## Records
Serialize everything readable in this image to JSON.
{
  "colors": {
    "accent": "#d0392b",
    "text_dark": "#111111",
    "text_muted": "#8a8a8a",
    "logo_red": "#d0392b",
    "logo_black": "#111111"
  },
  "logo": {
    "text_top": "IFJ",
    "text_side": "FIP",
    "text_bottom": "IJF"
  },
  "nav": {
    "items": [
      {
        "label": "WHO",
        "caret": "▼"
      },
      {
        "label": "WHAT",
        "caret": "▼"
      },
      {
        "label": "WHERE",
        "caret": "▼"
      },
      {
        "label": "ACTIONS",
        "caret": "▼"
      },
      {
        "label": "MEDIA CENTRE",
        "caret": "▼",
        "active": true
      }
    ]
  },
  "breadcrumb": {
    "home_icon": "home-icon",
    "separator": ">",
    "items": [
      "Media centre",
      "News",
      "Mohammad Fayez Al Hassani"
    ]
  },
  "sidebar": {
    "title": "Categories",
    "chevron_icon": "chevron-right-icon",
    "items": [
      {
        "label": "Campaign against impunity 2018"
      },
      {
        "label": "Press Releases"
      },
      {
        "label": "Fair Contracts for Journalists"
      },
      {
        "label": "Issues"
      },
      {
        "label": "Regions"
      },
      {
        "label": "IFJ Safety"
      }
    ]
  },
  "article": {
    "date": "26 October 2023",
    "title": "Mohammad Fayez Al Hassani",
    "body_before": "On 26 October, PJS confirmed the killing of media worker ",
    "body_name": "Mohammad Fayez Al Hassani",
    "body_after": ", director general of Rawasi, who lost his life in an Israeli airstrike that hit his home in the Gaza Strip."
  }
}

## Direction
Check each line of the entries above for the word "icon". List the ones that have it.

## Response to this exercise
    "home_icon": "home-icon",
    "chevron_icon": "chevron-right-icon",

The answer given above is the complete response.